• Exercise description:
Repeat word for word everything from the beginning of the records down to the line containing "441, 100, 452]", including that line.

──────────

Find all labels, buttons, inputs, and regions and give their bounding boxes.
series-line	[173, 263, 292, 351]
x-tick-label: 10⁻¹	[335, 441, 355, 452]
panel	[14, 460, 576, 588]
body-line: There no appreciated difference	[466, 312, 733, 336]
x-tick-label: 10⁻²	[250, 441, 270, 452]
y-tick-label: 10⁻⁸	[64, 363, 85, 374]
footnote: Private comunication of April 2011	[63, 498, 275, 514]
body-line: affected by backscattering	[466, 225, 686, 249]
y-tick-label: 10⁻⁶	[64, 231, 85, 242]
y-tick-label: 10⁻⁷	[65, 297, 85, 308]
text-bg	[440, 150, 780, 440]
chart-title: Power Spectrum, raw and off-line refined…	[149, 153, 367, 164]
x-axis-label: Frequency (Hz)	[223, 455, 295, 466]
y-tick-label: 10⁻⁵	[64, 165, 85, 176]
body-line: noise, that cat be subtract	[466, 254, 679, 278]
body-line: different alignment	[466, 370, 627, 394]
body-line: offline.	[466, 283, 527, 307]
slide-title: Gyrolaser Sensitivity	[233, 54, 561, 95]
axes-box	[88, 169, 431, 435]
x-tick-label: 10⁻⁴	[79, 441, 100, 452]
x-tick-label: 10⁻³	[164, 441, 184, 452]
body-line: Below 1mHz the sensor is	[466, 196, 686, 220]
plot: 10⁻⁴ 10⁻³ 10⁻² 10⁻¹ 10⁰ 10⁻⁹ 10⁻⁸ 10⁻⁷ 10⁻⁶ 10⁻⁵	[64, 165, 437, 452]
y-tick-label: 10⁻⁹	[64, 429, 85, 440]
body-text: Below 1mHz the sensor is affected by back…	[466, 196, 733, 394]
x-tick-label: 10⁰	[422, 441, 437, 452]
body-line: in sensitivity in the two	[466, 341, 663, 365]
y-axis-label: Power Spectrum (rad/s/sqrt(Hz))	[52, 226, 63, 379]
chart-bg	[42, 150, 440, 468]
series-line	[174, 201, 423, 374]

──────────

• Solution below:
Find all labels, buttons, inputs, and regions and give their bounding boxes.
series-line	[173, 263, 292, 351]
x-tick-label: 10⁻¹	[335, 441, 355, 452]
panel	[14, 460, 576, 588]
body-line: There no appreciated difference	[466, 312, 733, 336]
x-tick-label: 10⁻²	[250, 441, 270, 452]
y-tick-label: 10⁻⁸	[64, 363, 85, 374]
footnote: Private comunication of April 2011	[63, 498, 275, 514]
body-line: affected by backscattering	[466, 225, 686, 249]
y-tick-label: 10⁻⁶	[64, 231, 85, 242]
y-tick-label: 10⁻⁷	[65, 297, 85, 308]
text-bg	[440, 150, 780, 440]
chart-title: Power Spectrum, raw and off-line refined…	[149, 153, 367, 164]
x-axis-label: Frequency (Hz)	[223, 455, 295, 466]
y-tick-label: 10⁻⁵	[64, 165, 85, 176]
body-line: noise, that cat be subtract	[466, 254, 679, 278]
body-line: different alignment	[466, 370, 627, 394]
body-line: offline.	[466, 283, 527, 307]
slide-title: Gyrolaser Sensitivity	[233, 54, 561, 95]
axes-box	[88, 169, 431, 435]
x-tick-label: 10⁻⁴	[79, 441, 100, 452]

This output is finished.